> [Instructions for the task]: Transcribe the material below exactly as it appears.

> [Given entries]:
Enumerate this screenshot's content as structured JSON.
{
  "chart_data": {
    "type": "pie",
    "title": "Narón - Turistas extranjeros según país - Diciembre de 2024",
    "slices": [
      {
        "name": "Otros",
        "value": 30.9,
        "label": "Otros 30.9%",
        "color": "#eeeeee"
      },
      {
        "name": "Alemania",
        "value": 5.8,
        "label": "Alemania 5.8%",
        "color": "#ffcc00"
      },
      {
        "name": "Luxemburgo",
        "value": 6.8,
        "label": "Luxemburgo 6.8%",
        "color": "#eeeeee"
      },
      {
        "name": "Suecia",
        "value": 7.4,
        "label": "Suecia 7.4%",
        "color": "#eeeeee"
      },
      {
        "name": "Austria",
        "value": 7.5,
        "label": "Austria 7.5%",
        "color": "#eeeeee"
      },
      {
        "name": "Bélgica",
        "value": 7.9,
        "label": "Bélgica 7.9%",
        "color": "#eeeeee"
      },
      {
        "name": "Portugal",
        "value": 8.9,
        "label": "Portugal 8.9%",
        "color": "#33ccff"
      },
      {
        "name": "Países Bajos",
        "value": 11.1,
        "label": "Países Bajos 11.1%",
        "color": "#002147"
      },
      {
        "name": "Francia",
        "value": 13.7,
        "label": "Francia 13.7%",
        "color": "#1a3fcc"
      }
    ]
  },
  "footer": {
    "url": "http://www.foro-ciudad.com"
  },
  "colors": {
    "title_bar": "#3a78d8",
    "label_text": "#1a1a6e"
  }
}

> [Task response]:
Enumerate this screenshot's content as structured JSON.
{
  "chart_data": {
    "type": "pie",
    "title": "Narón - Turistas extranjeros según país - Diciembre de 2024",
    "slices": [
      {
        "name": "Otros",
        "value": 30.9,
        "label": "Otros 30.9%",
        "color": "#eeeeee"
      },
      {
        "name": "Alemania",
        "value": 5.8,
        "label": "Alemania 5.8%",
        "color": "#ffcc00"
      },
      {
        "name": "Luxemburgo",
        "value": 6.8,
        "label": "Luxemburgo 6.8%",
        "color": "#eeeeee"
      },
      {
        "name": "Suecia",
        "value": 7.4,
        "label": "Suecia 7.4%",
        "color": "#eeeeee"
      },
      {
        "name": "Austria",
        "value": 7.5,
        "label": "Austria 7.5%",
        "color": "#eeeeee"
      },
      {
        "name": "Bélgica",
        "value": 7.9,
        "label": "Bélgica 7.9%",
        "color": "#eeeeee"
      },
      {
        "name": "Portugal",
        "value": 8.9,
        "label": "Portugal 8.9%",
        "color": "#33ccff"
      },
      {
        "name": "Países Bajos",
        "value": 11.1,
        "label": "Países Bajos 11.1%",
        "color": "#002147"
      },
      {
        "name": "Francia",
        "value": 13.7,
        "label": "Francia 13.7%",
        "color": "#1a3fcc"
      }
    ]
  },
  "footer": {
    "url": "http://www.foro-ciudad.com"
  },
  "colors": {
    "title_bar": "#3a78d8",
    "label_text": "#1a1a6e"
  }
}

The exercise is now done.